What is expected -> Copy out every line of the records where the string "document" occurs.
——————————
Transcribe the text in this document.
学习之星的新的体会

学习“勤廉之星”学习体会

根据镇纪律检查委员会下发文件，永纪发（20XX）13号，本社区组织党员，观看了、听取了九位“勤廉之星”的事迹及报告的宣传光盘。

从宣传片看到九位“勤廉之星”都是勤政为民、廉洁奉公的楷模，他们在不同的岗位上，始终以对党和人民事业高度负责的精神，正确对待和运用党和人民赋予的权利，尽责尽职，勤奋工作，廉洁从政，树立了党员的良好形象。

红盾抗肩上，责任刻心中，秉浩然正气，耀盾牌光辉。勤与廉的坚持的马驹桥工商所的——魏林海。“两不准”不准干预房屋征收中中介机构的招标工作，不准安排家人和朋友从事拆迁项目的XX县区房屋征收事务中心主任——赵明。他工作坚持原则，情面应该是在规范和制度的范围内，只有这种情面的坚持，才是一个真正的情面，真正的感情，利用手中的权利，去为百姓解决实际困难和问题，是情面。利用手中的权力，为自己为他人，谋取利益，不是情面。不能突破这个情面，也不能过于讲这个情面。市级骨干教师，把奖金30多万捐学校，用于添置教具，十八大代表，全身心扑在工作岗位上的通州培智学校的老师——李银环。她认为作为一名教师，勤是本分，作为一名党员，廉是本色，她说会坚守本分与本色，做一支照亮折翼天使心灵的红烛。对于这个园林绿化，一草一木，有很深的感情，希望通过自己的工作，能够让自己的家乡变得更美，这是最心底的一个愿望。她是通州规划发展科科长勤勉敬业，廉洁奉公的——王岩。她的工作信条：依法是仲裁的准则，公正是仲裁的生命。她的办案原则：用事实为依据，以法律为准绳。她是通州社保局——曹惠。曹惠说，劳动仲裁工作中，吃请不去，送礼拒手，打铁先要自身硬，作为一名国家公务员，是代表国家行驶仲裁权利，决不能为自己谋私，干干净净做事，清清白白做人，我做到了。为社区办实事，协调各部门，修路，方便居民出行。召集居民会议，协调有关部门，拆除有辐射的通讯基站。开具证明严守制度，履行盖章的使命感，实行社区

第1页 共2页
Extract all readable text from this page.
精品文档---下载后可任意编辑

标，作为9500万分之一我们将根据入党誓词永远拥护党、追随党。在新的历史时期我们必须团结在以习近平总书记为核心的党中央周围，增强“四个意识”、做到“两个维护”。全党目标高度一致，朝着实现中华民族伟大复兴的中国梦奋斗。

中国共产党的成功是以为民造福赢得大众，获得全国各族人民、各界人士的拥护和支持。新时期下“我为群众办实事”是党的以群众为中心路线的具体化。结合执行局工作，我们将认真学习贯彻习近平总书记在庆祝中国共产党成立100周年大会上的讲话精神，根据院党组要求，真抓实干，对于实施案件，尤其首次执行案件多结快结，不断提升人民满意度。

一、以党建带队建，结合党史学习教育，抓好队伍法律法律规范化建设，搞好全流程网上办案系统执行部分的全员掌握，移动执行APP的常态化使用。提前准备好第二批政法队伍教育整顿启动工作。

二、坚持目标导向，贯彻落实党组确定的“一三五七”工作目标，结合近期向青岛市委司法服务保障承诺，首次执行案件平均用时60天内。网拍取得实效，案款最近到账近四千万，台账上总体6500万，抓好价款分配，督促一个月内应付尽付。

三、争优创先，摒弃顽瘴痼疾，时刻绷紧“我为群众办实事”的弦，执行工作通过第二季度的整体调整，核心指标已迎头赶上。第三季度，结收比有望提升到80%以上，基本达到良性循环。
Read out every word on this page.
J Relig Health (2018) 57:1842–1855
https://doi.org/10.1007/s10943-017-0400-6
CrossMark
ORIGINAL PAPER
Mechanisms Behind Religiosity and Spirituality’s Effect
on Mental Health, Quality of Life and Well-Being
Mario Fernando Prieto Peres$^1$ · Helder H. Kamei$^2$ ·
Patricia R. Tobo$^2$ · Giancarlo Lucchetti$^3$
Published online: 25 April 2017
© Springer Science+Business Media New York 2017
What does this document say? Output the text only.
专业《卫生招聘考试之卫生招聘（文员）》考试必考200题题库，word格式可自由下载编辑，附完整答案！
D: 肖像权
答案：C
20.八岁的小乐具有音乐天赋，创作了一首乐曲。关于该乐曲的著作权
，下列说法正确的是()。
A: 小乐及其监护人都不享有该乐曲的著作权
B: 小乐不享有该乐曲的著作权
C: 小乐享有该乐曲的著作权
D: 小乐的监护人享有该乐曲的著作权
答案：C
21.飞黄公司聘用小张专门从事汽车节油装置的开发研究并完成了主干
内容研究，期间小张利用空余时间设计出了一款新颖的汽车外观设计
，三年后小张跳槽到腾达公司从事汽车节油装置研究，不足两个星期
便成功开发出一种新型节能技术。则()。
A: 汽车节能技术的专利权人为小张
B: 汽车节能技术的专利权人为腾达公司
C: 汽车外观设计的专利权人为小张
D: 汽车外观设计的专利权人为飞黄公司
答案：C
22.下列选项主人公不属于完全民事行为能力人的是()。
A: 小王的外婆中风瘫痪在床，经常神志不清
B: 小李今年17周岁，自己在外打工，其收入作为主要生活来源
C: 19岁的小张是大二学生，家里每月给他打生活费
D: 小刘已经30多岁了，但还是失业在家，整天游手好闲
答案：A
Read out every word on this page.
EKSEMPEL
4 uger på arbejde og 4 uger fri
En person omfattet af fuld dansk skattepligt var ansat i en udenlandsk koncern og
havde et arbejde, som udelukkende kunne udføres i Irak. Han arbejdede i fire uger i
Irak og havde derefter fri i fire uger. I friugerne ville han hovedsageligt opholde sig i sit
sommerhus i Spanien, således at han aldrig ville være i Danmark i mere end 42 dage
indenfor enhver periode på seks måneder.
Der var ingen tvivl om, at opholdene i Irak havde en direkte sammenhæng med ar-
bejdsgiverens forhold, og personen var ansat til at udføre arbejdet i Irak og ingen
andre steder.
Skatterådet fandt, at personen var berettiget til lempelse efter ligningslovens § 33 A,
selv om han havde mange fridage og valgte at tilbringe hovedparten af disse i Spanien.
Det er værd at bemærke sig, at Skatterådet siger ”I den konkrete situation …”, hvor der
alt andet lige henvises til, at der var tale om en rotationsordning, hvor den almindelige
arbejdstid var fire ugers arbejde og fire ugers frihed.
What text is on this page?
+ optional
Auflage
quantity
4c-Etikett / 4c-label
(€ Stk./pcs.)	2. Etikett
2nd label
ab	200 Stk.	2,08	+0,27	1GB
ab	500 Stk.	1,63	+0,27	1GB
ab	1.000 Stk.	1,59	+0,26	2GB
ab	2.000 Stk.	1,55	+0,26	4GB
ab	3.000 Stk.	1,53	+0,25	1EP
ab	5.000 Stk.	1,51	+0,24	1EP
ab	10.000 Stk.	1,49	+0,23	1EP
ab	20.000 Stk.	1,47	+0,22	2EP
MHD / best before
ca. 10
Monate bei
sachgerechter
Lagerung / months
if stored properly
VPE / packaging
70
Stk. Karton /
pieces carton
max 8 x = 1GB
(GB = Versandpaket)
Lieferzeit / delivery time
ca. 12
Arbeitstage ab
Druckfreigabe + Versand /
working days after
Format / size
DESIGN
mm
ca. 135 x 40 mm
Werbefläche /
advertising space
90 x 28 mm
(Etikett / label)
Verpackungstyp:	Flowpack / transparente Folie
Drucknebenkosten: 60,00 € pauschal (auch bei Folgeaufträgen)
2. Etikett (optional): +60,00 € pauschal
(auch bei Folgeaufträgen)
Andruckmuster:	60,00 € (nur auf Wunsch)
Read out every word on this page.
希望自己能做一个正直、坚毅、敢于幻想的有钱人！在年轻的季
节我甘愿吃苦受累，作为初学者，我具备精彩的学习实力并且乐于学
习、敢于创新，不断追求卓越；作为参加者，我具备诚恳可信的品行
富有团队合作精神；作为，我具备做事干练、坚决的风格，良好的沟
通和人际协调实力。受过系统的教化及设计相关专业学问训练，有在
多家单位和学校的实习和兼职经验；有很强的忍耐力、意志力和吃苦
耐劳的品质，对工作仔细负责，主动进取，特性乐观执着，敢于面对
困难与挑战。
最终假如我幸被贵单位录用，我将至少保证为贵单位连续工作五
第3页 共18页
——————————
Written response ->
Transcribe the text in this document.
What does this document say? Output the text only.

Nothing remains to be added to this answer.